Given problem: Pull every line with the word "专业能力题" out of the entries below.

Information provided:
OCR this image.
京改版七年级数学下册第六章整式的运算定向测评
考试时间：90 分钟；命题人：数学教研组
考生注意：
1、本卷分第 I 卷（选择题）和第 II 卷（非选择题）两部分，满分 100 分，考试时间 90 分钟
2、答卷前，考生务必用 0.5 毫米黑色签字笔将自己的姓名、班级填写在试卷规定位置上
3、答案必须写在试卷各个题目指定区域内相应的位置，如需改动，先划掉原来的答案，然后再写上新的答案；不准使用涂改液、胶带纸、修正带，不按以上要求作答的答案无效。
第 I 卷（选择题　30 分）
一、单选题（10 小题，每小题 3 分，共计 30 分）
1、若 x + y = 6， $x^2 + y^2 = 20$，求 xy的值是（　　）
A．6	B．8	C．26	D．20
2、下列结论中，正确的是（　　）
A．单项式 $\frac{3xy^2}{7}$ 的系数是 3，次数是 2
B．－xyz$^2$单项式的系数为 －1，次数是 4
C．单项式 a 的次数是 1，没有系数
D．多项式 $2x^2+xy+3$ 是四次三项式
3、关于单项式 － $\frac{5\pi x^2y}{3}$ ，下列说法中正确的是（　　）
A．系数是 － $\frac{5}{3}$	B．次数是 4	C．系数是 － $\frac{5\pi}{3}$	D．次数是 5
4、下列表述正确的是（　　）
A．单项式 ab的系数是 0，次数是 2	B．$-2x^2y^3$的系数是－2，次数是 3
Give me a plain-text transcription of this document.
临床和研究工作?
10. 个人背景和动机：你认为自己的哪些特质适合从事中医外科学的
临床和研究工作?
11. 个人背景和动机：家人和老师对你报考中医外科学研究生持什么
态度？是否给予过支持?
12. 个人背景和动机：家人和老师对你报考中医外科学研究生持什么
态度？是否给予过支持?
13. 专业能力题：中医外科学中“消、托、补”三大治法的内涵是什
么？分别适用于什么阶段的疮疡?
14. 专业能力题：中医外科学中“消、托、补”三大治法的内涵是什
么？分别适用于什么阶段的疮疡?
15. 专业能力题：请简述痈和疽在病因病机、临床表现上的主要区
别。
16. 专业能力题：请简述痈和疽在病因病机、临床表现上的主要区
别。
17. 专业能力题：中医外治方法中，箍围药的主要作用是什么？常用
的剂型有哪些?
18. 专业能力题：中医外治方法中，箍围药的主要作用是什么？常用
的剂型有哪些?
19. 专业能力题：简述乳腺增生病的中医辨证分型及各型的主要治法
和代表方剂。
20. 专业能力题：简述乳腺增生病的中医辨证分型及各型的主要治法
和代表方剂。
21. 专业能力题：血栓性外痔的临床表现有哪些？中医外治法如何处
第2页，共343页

Answer below:
13. 专业能力题：中医外科学中“消、托、补”三大治法的内涵是什
14. 专业能力题：中医外科学中“消、托、补”三大治法的内涵是什
15. 专业能力题：请简述痈和疽在病因病机、临床表现上的主要区
16. 专业能力题：请简述痈和疽在病因病机、临床表现上的主要区
17. 专业能力题：中医外治方法中，箍围药的主要作用是什么？常用
18. 专业能力题：中医外治方法中，箍围药的主要作用是什么？常用
19. 专业能力题：简述乳腺增生病的中医辨证分型及各型的主要治法
20. 专业能力题：简述乳腺增生病的中医辨证分型及各型的主要治法
21. 专业能力题：血栓性外痔的临床表现有哪些？中医外治法如何处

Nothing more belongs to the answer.